(Data entries)

################

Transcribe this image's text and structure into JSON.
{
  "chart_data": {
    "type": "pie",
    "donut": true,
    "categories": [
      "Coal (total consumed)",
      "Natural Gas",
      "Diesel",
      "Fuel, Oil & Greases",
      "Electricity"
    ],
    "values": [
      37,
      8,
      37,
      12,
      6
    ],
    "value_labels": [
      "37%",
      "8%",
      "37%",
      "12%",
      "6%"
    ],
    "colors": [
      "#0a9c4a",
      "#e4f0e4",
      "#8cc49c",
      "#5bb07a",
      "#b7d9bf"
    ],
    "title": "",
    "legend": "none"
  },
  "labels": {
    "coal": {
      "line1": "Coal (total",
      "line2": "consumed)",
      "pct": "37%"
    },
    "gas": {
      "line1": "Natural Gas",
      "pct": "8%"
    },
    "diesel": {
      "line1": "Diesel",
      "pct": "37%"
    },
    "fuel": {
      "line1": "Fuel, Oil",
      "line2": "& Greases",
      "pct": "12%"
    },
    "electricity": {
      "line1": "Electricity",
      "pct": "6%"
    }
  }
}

################

Above are the records; retype every one exactly.

◆ OUTPUT OF THE TASK ◆
Transcribe this image's text and structure into JSON.
{
  "chart_data": {
    "type": "pie",
    "donut": true,
    "categories": [
      "Coal (total consumed)",
      "Natural Gas",
      "Diesel",
      "Fuel, Oil & Greases",
      "Electricity"
    ],
    "values": [
      37,
      8,
      37,
      12,
      6
    ],
    "value_labels": [
      "37%",
      "8%",
      "37%",
      "12%",
      "6%"
    ],
    "colors": [
      "#0a9c4a",
      "#e4f0e4",
      "#8cc49c",
      "#5bb07a",
      "#b7d9bf"
    ],
    "title": "",
    "legend": "none"
  },
  "labels": {
    "coal": {
      "line1": "Coal (total",
      "line2": "consumed)",
      "pct": "37%"
    },
    "gas": {
      "line1": "Natural Gas",
      "pct": "8%"
    },
    "diesel": {
      "line1": "Diesel",
      "pct": "37%"
    },
    "fuel": {
      "line1": "Fuel, Oil",
      "line2": "& Greases",
      "pct": "12%"
    },
    "electricity": {
      "line1": "Electricity",
      "pct": "6%"
    }
  }
}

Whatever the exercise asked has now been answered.